## [The exercise]
For each line that holds "this", copy the line out.

## [Exercise inputs]
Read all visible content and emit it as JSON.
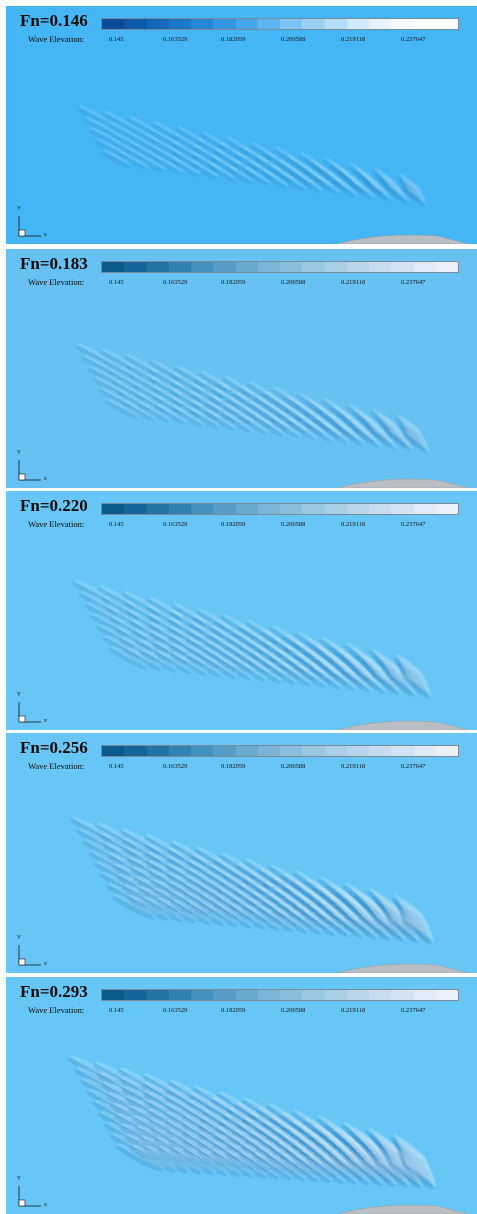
{
  "legend": {
    "label": "Wave Elevation:",
    "ticks": [
      "0.145",
      "0.163529",
      "0.182059",
      "0.200588",
      "0.219118",
      "0.237647"
    ]
  },
  "axis": {
    "x_label": "x",
    "y_label": "Y"
  },
  "panels": [
    {
      "title": "Fn=0.146",
      "background": "#45b6f5",
      "palette": [
        "#0b4a96",
        "#0c5aa8",
        "#1068b8",
        "#1a78c9",
        "#2587d6",
        "#3396e0",
        "#45a6ea",
        "#5db3ef",
        "#7dc3f3",
        "#9ad1f6",
        "#b6ddf8",
        "#d0e9fa",
        "#e8f4fd",
        "#f7fbff",
        "#ffffff",
        "#ffffff"
      ]
    },
    {
      "title": "Fn=0.183",
      "background": "#67c2f3",
      "palette": [
        "#0b5a8e",
        "#15659a",
        "#2273a5",
        "#3182b2",
        "#4190be",
        "#559dc7",
        "#67a9cf",
        "#7ab4d6",
        "#8bbedd",
        "#9ac7e2",
        "#a9cfe7",
        "#b8d6eb",
        "#c5ddef",
        "#d2e4f3",
        "#dfebf6",
        "#ebf1f8"
      ]
    },
    {
      "title": "Fn=0.220",
      "background": "#67c6f5",
      "palette": [
        "#0b5a8e",
        "#15659a",
        "#2273a5",
        "#3182b2",
        "#4190be",
        "#559dc7",
        "#67a9cf",
        "#7ab4d6",
        "#8bbedd",
        "#9ac7e2",
        "#a9cfe7",
        "#b8d6eb",
        "#c5ddef",
        "#d2e4f3",
        "#dfebf6",
        "#ebf1f8"
      ]
    },
    {
      "title": "Fn=0.256",
      "background": "#67c6f6",
      "palette": [
        "#0b5a8e",
        "#15659a",
        "#2273a5",
        "#3182b2",
        "#4190be",
        "#559dc7",
        "#67a9cf",
        "#7ab4d6",
        "#8bbedd",
        "#9ac7e2",
        "#a9cfe7",
        "#b8d6eb",
        "#c5ddef",
        "#d2e4f3",
        "#dfebf6",
        "#ebf1f8"
      ]
    },
    {
      "title": "Fn=0.293",
      "background": "#66c6f6",
      "palette": [
        "#0b5a8e",
        "#15659a",
        "#2273a5",
        "#3182b2",
        "#4190be",
        "#559dc7",
        "#67a9cf",
        "#7ab4d6",
        "#8bbedd",
        "#9ac7e2",
        "#a9cfe7",
        "#b8d6eb",
        "#c5ddef",
        "#d2e4f3",
        "#dfebf6",
        "#ebf1f8"
      ]
    }
  ]
}
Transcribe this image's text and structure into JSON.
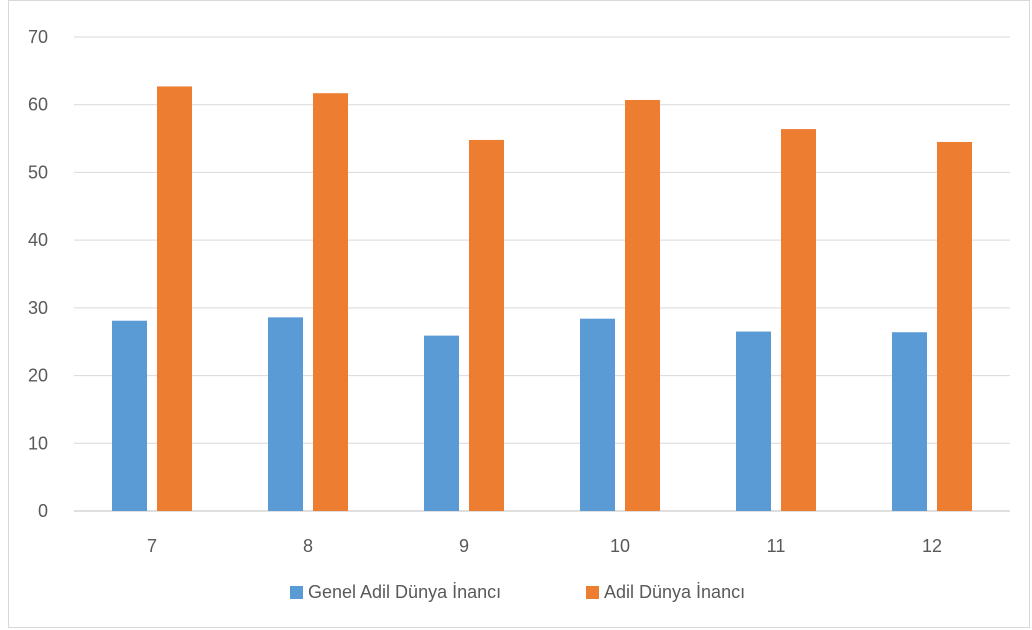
{
  "chart_data": {
    "type": "bar",
    "categories": [
      "7",
      "8",
      "9",
      "10",
      "11",
      "12"
    ],
    "series": [
      {
        "name": "Genel Adil Dünya İnancı",
        "color": "#5b9bd5",
        "values": [
          28.1,
          28.6,
          25.9,
          28.4,
          26.5,
          26.4
        ]
      },
      {
        "name": "Adil Dünya İnancı",
        "color": "#ed7d31",
        "values": [
          62.7,
          61.7,
          54.8,
          60.7,
          56.4,
          54.5
        ]
      }
    ],
    "ylim": [
      0,
      70
    ],
    "yticks": [
      "0",
      "10",
      "20",
      "30",
      "40",
      "50",
      "60",
      "70"
    ],
    "grid": true,
    "legend": "bottom",
    "gridColor": "#d9d9d9",
    "axisColor": "#bfbfbf"
  }
}
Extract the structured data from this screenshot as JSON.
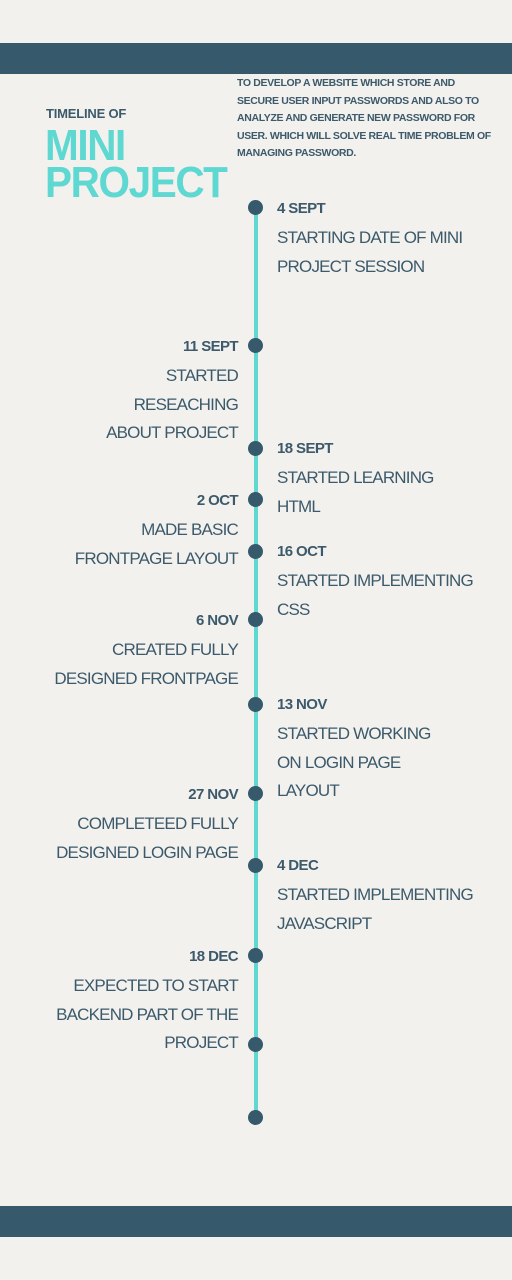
{
  "header": {
    "eyebrow": "TIMELINE OF",
    "title_line1": "MINI",
    "title_line2": "PROJECT",
    "summary": "TO DEVELOP A WEBSITE WHICH  STORE AND\nSECURE USER INPUT PASSWORDS AND ALSO TO\nANALYZE AND  GENERATE NEW PASSWORD FOR\nUSER. WHICH WILL SOLVE REAL TIME PROBLEM OF\nMANAGING PASSWORD."
  },
  "colors": {
    "band": "#365a6c",
    "accent": "#5fd8d2",
    "text": "#3c5a6b",
    "background": "#f2f1ed"
  },
  "timeline": {
    "events": [
      {
        "date": "4 SEPT",
        "text": "STARTING DATE OF MINI\nPROJECT SESSION",
        "side": "right"
      },
      {
        "date": "11 SEPT",
        "text": "STARTED\nRESEACHING\nABOUT PROJECT",
        "side": "left"
      },
      {
        "date": "18 SEPT",
        "text": "STARTED LEARNING\nHTML",
        "side": "right"
      },
      {
        "date": "2 OCT",
        "text": "MADE BASIC\nFRONTPAGE LAYOUT",
        "side": "left"
      },
      {
        "date": "16 OCT",
        "text": "STARTED IMPLEMENTING\nCSS",
        "side": "right"
      },
      {
        "date": "6 NOV",
        "text": "CREATED FULLY\nDESIGNED FRONTPAGE",
        "side": "left"
      },
      {
        "date": "13 NOV",
        "text": "STARTED WORKING\nON LOGIN PAGE\nLAYOUT",
        "side": "right"
      },
      {
        "date": "27 NOV",
        "text": "COMPLETEED FULLY\nDESIGNED LOGIN PAGE",
        "side": "left"
      },
      {
        "date": "4 DEC",
        "text": "STARTED IMPLEMENTING\nJAVASCRIPT",
        "side": "right"
      },
      {
        "date": "18 DEC",
        "text": "EXPECTED TO START\nBACKEND PART OF THE\nPROJECT",
        "side": "left"
      }
    ]
  }
}
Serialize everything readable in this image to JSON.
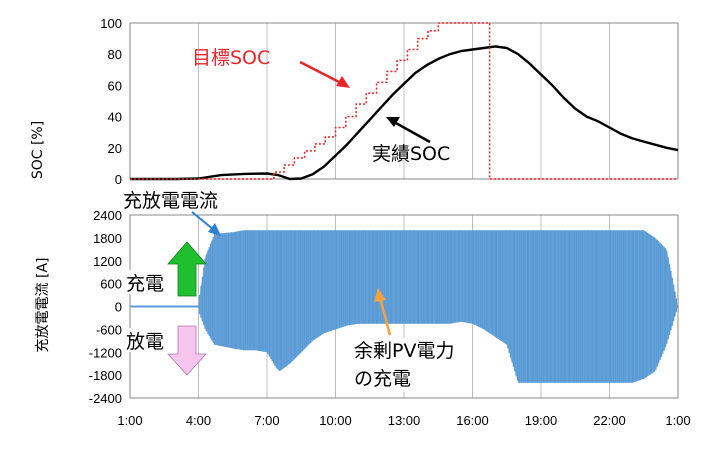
{
  "chart_data": [
    {
      "type": "line",
      "ylabel": "SOC [%]",
      "ylim": [
        0,
        100
      ],
      "yticks": [
        "0",
        "20",
        "40",
        "60",
        "80",
        "100"
      ],
      "xlim": [
        1,
        25
      ],
      "grid": "vertical",
      "series": [
        {
          "name": "実績SOC",
          "style": "solid",
          "color": "#000000",
          "x": [
            1,
            2,
            3,
            4,
            5,
            6,
            7,
            7.5,
            8,
            8.5,
            9,
            9.5,
            10,
            10.5,
            11,
            11.5,
            12,
            12.5,
            13,
            13.5,
            14,
            14.5,
            15,
            15.5,
            16,
            16.5,
            17,
            17.5,
            18,
            18.5,
            19,
            19.5,
            20,
            20.5,
            21,
            21.5,
            22,
            22.5,
            23,
            23.5,
            24,
            24.5,
            25
          ],
          "y": [
            0,
            0,
            0,
            0.3,
            2.5,
            3.3,
            3.5,
            2.5,
            0,
            0.3,
            3,
            8,
            15,
            22,
            30,
            38,
            46,
            54,
            61,
            68,
            73,
            77,
            80,
            82,
            83,
            84,
            85,
            84,
            80,
            74,
            67,
            60,
            52,
            45,
            40,
            37,
            33,
            29,
            26,
            24,
            22,
            20,
            18.5
          ]
        },
        {
          "name": "目標SOC",
          "style": "dotted",
          "color": "#e8262a",
          "x": [
            1,
            7.3,
            7.3,
            7.75,
            7.75,
            8.2,
            8.2,
            8.65,
            8.65,
            9.1,
            9.1,
            9.55,
            9.55,
            10,
            10,
            10.45,
            10.45,
            10.9,
            10.9,
            11.35,
            11.35,
            11.8,
            11.8,
            12.25,
            12.25,
            12.7,
            12.7,
            13.15,
            13.15,
            13.6,
            13.6,
            14.05,
            14.05,
            14.5,
            14.5,
            16.75,
            16.75,
            25
          ],
          "y": [
            0,
            0,
            4.5,
            4.5,
            9,
            9,
            13.5,
            13.5,
            18,
            18,
            22.5,
            22.5,
            27,
            27,
            33,
            33,
            40,
            40,
            48,
            48,
            55,
            55,
            62,
            62,
            69,
            69,
            76,
            76,
            83,
            83,
            90,
            90,
            95,
            95,
            100,
            100,
            0,
            0
          ]
        }
      ]
    },
    {
      "type": "area",
      "ylabel": "充放電電流 [A]",
      "ylim": [
        -2400,
        2400
      ],
      "yticks": [
        "-2400",
        "-1800",
        "-1200",
        "-600",
        "0",
        "600",
        "1200",
        "1800",
        "2400"
      ],
      "xticks": [
        "1:00",
        "4:00",
        "7:00",
        "10:00",
        "13:00",
        "16:00",
        "19:00",
        "22:00",
        "1:00"
      ],
      "x_tick_hours": [
        1,
        4,
        7,
        10,
        13,
        16,
        19,
        22,
        25
      ],
      "xlim": [
        1,
        25
      ],
      "grid": "vertical",
      "series": [
        {
          "name": "充放電電流",
          "color": "#5b9bd5",
          "envelope_x": [
            1,
            4,
            4.05,
            4.3,
            4.7,
            5.5,
            6.0,
            6.5,
            7.0,
            7.4,
            7.55,
            8.0,
            8.5,
            9.0,
            9.5,
            10.0,
            10.5,
            11.0,
            11.5,
            12.0,
            12.5,
            13.0,
            13.5,
            14.0,
            14.5,
            15.0,
            15.5,
            16.0,
            16.5,
            17.0,
            17.5,
            18.0,
            18.5,
            19.0,
            19.5,
            20.0,
            20.5,
            21.0,
            21.5,
            22.0,
            22.5,
            23.0,
            23.5,
            24.0,
            24.5,
            25
          ],
          "upper": [
            0,
            0,
            300,
            1300,
            1900,
            1950,
            2000,
            2000,
            2000,
            2000,
            2000,
            2000,
            2000,
            2000,
            2000,
            2000,
            2000,
            2000,
            2000,
            2000,
            2000,
            2000,
            2000,
            2000,
            2000,
            2000,
            2000,
            2000,
            2000,
            2000,
            2000,
            2000,
            2000,
            2000,
            2000,
            2000,
            2000,
            2000,
            2000,
            2000,
            2000,
            2000,
            2000,
            1800,
            1500,
            0
          ],
          "lower": [
            0,
            0,
            -200,
            -600,
            -1000,
            -1100,
            -1150,
            -1150,
            -1200,
            -1600,
            -1700,
            -1500,
            -1200,
            -900,
            -700,
            -600,
            -500,
            -450,
            -450,
            -450,
            -450,
            -450,
            -450,
            -450,
            -450,
            -450,
            -400,
            -450,
            -600,
            -800,
            -1000,
            -2000,
            -2000,
            -2000,
            -2000,
            -2000,
            -2000,
            -2000,
            -2000,
            -2000,
            -2000,
            -2000,
            -1900,
            -1700,
            -1000,
            0
          ],
          "baseline_upper": [
            0,
            0,
            0,
            0,
            0,
            0,
            0,
            0,
            0,
            0,
            0,
            0,
            0,
            0,
            0,
            0,
            0,
            0,
            0,
            0,
            0,
            0,
            0,
            0,
            0,
            0,
            0,
            0,
            0,
            0,
            0,
            0,
            0,
            0,
            0,
            0,
            0,
            0,
            0,
            0,
            0,
            0,
            0,
            0,
            0,
            0
          ]
        }
      ]
    }
  ],
  "annotations": {
    "target_soc": "目標SOC",
    "actual_soc": "実績SOC",
    "current_label": "充放電電流",
    "charge": "充電",
    "discharge": "放電",
    "surplus_line1": "余剰PV電力",
    "surplus_line2": "の充電"
  },
  "colors": {
    "series_blue": "#5b9bd5",
    "target_red": "#e8262a",
    "charge_arrow": "#1fbf2f",
    "discharge_arrow": "#f6c6ee",
    "surplus_arrow": "#f7a23b",
    "current_arrow": "#2f7fd0"
  }
}
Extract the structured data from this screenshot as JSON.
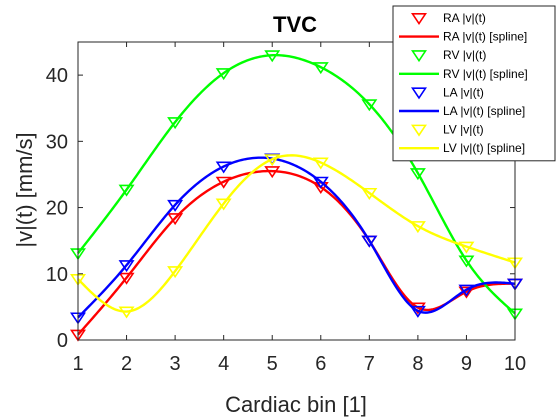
{
  "chart_data": {
    "type": "line",
    "title": "TVC",
    "xlabel": "Cardiac bin [1]",
    "ylabel": "|v|(t) [mm/s]",
    "xlim": [
      1,
      10
    ],
    "ylim": [
      0,
      45
    ],
    "xticks": [
      1,
      2,
      3,
      4,
      5,
      6,
      7,
      8,
      9,
      10
    ],
    "yticks": [
      0,
      10,
      20,
      30,
      40
    ],
    "grid": false,
    "legend_position": "top-right",
    "x": [
      1,
      2,
      3,
      4,
      5,
      6,
      7,
      8,
      9,
      10
    ],
    "series": [
      {
        "name": "RA |v|(t)",
        "marker_name": "RA |v|(t)",
        "spline_name": "RA |v|(t) [spline]",
        "color": "#ff0000",
        "values": [
          0.8,
          9.4,
          18.4,
          23.9,
          25.5,
          23.1,
          15.0,
          4.9,
          7.3,
          8.5
        ]
      },
      {
        "name": "RV |v|(t)",
        "marker_name": "RV |v|(t)",
        "spline_name": "RV |v|(t) [spline]",
        "color": "#00ff00",
        "values": [
          13.1,
          22.7,
          32.9,
          40.3,
          43.0,
          41.2,
          35.6,
          25.2,
          12.0,
          4.0
        ]
      },
      {
        "name": "LA |v|(t)",
        "marker_name": "LA |v|(t)",
        "spline_name": "LA |v|(t) [spline]",
        "color": "#0000ff",
        "values": [
          3.4,
          11.3,
          20.4,
          26.2,
          27.4,
          23.9,
          15.0,
          4.4,
          7.6,
          8.5
        ]
      },
      {
        "name": "LV |v|(t)",
        "marker_name": "LV |v|(t)",
        "spline_name": "LV |v|(t) [spline]",
        "color": "#ffff00",
        "values": [
          9.2,
          4.3,
          10.4,
          20.6,
          27.3,
          26.8,
          22.2,
          17.2,
          14.1,
          11.7
        ]
      }
    ]
  }
}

## [Finished answer]
Transcribe this image's text and structure into JSON.
Extract the structured data from this screenshot as JSON.
Serialize everything readable in this image to JSON.
Extract the structured data from this screenshot as JSON.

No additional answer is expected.